Collected data entries
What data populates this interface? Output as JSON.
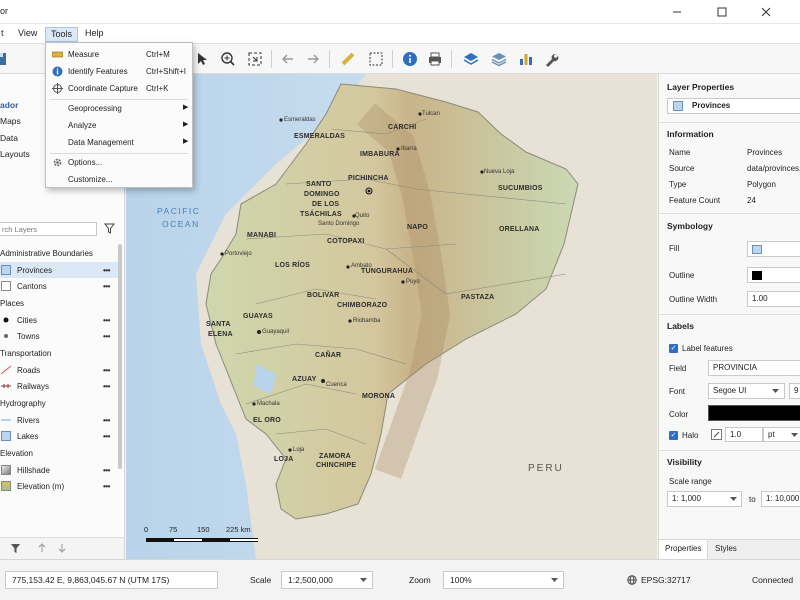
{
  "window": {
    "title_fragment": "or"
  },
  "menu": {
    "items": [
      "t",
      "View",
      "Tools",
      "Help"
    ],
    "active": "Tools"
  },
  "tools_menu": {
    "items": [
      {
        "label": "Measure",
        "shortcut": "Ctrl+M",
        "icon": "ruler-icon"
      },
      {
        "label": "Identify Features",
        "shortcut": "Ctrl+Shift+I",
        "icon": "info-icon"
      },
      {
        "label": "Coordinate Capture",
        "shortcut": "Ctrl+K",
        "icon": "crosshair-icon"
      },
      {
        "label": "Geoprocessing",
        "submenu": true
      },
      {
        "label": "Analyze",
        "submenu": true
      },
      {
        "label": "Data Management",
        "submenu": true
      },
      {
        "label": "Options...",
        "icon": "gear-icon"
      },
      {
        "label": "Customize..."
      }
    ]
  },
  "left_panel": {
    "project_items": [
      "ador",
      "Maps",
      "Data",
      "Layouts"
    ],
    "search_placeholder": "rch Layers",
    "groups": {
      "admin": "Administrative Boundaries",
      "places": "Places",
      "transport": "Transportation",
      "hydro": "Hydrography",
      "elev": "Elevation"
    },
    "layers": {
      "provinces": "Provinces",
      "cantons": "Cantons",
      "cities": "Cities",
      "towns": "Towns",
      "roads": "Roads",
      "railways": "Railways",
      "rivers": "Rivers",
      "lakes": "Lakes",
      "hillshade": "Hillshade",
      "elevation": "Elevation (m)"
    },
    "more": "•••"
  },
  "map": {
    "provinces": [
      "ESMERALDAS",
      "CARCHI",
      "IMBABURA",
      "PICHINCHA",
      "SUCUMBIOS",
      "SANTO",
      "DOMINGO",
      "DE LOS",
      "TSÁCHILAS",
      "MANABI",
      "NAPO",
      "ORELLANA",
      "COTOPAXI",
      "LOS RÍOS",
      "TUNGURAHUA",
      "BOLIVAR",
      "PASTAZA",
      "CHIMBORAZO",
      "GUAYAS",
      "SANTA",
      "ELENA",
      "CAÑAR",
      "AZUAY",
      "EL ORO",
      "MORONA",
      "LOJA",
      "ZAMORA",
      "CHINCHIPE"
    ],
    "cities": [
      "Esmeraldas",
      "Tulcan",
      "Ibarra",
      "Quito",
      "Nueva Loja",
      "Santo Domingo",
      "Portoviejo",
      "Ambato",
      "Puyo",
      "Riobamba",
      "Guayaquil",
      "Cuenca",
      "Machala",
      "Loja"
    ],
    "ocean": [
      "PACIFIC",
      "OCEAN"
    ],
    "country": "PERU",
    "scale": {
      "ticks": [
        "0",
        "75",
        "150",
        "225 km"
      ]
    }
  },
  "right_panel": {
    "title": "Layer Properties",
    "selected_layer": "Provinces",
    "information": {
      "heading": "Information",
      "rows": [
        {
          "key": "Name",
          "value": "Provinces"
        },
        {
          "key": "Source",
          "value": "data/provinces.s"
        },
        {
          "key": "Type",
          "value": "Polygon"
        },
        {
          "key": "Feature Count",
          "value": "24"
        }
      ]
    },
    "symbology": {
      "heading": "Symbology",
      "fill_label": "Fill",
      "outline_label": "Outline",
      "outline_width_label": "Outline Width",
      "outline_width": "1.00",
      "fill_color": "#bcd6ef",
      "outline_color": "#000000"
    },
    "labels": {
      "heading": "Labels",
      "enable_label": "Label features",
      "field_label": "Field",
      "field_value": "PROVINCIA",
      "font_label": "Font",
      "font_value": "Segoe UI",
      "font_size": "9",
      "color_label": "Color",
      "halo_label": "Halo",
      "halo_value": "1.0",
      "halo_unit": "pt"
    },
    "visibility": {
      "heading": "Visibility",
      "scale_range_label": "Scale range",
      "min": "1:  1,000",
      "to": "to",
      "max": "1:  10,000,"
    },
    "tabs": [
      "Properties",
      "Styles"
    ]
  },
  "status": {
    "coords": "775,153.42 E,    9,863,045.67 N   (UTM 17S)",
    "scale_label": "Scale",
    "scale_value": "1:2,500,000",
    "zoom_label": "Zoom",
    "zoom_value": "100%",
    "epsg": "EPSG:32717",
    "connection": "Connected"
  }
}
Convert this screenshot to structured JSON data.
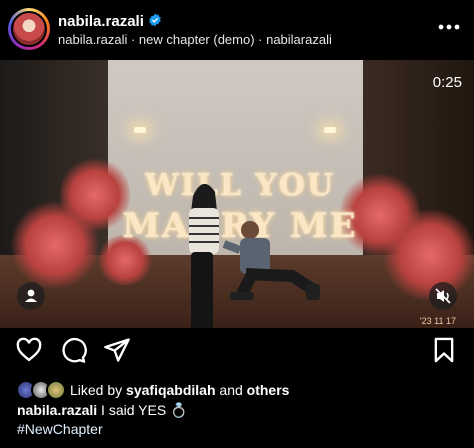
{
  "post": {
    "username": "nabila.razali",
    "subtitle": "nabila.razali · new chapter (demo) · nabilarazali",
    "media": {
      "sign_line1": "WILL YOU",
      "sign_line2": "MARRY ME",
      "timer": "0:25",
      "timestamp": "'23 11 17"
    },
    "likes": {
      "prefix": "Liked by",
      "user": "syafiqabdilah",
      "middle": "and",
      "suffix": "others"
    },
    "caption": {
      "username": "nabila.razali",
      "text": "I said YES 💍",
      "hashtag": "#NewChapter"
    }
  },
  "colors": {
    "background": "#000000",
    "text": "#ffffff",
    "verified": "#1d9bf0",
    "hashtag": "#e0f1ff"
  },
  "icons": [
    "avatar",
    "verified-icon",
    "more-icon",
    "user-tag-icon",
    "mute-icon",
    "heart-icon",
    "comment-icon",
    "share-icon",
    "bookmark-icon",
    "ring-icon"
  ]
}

▶ **DIRECTION**: Only lines holding the string "heading" are wanted; gather each one from the entries above.

▶ **TASK RESULT**:
      "heading": "Information",
      "heading": "Symbology",
      "heading": "Labels",
      "heading": "Visibility",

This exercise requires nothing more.